# DATASET EXCERPTS:

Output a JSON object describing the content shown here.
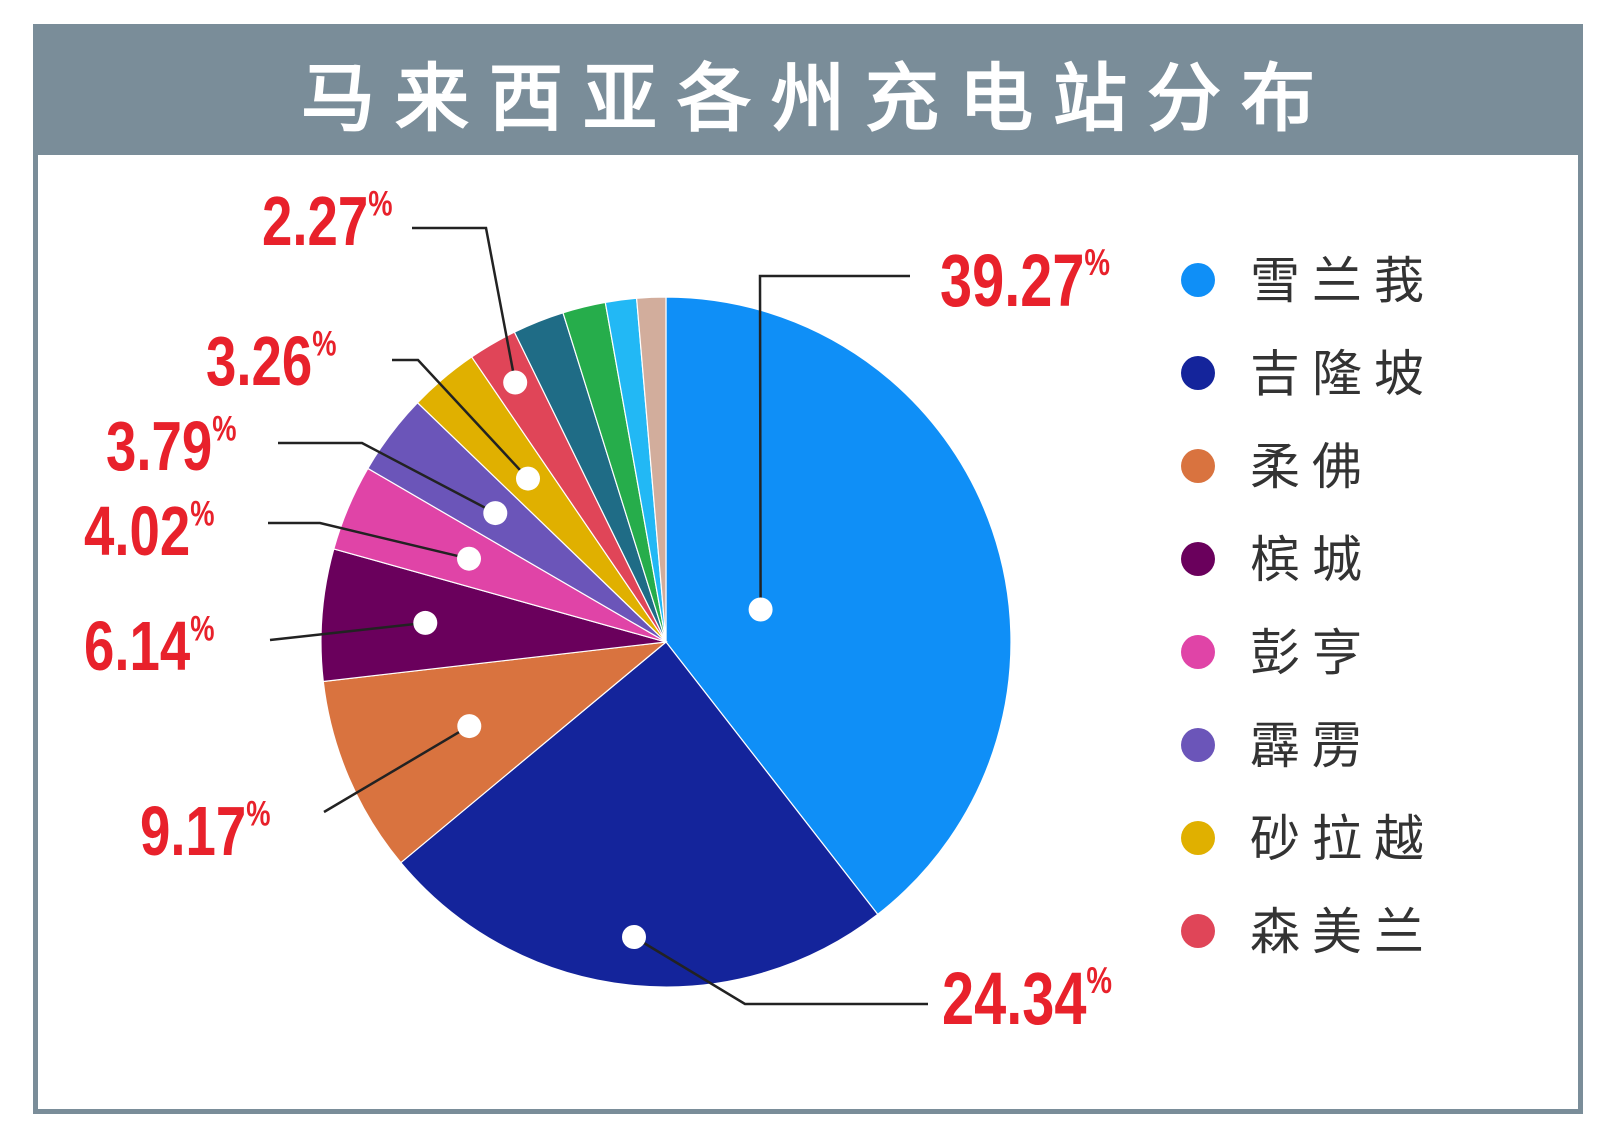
{
  "title": "马来西亚各州充电站分布",
  "chart_data": {
    "type": "pie",
    "title": "马来西亚各州充电站分布",
    "slices": [
      {
        "name": "雪兰莪",
        "value": 39.27,
        "label": "39.27",
        "color": "#0f8ff7"
      },
      {
        "name": "吉隆坡",
        "value": 24.34,
        "label": "24.34",
        "color": "#14249b"
      },
      {
        "name": "柔佛",
        "value": 9.17,
        "label": "9.17",
        "color": "#d9733f"
      },
      {
        "name": "槟城",
        "value": 6.14,
        "label": "6.14",
        "color": "#6a005c"
      },
      {
        "name": "彭亨",
        "value": 4.02,
        "label": "4.02",
        "color": "#e044a7"
      },
      {
        "name": "霹雳",
        "value": 3.79,
        "label": "3.79",
        "color": "#6b55b9"
      },
      {
        "name": "砂拉越",
        "value": 3.26,
        "label": "3.26",
        "color": "#e0b000"
      },
      {
        "name": "森美兰",
        "value": 2.27,
        "label": "2.27",
        "color": "#e04558"
      },
      {
        "name": "",
        "value": 2.4,
        "label": "",
        "color": "#1f6c86"
      },
      {
        "name": "",
        "value": 2.0,
        "label": "",
        "color": "#26ad4b"
      },
      {
        "name": "",
        "value": 1.45,
        "label": "",
        "color": "#22b8f5"
      },
      {
        "name": "",
        "value": 1.35,
        "label": "",
        "color": "#d2ad9c"
      }
    ],
    "percent_symbol": "%",
    "legend": [
      "雪兰莪",
      "吉隆坡",
      "柔佛",
      "槟城",
      "彭亨",
      "霹雳",
      "砂拉越",
      "森美兰"
    ],
    "legend_position": "right",
    "label_color": "#e8212b",
    "leader_color": "#222222"
  }
}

# EXERCISE REQUIREMENTS:
Strip out the images, then output the records above word for word.

# EXPECTED OUTPUT:
Output a JSON object describing the content shown here.
{
  "title": "马来西亚各州充电站分布",
  "chart_data": {
    "type": "pie",
    "title": "马来西亚各州充电站分布",
    "slices": [
      {
        "name": "雪兰莪",
        "value": 39.27,
        "label": "39.27",
        "color": "#0f8ff7"
      },
      {
        "name": "吉隆坡",
        "value": 24.34,
        "label": "24.34",
        "color": "#14249b"
      },
      {
        "name": "柔佛",
        "value": 9.17,
        "label": "9.17",
        "color": "#d9733f"
      },
      {
        "name": "槟城",
        "value": 6.14,
        "label": "6.14",
        "color": "#6a005c"
      },
      {
        "name": "彭亨",
        "value": 4.02,
        "label": "4.02",
        "color": "#e044a7"
      },
      {
        "name": "霹雳",
        "value": 3.79,
        "label": "3.79",
        "color": "#6b55b9"
      },
      {
        "name": "砂拉越",
        "value": 3.26,
        "label": "3.26",
        "color": "#e0b000"
      },
      {
        "name": "森美兰",
        "value": 2.27,
        "label": "2.27",
        "color": "#e04558"
      },
      {
        "name": "",
        "value": 2.4,
        "label": "",
        "color": "#1f6c86"
      },
      {
        "name": "",
        "value": 2.0,
        "label": "",
        "color": "#26ad4b"
      },
      {
        "name": "",
        "value": 1.45,
        "label": "",
        "color": "#22b8f5"
      },
      {
        "name": "",
        "value": 1.35,
        "label": "",
        "color": "#d2ad9c"
      }
    ],
    "percent_symbol": "%",
    "legend": [
      "雪兰莪",
      "吉隆坡",
      "柔佛",
      "槟城",
      "彭亨",
      "霹雳",
      "砂拉越",
      "森美兰"
    ],
    "legend_position": "right",
    "label_color": "#e8212b",
    "leader_color": "#222222"
  }
}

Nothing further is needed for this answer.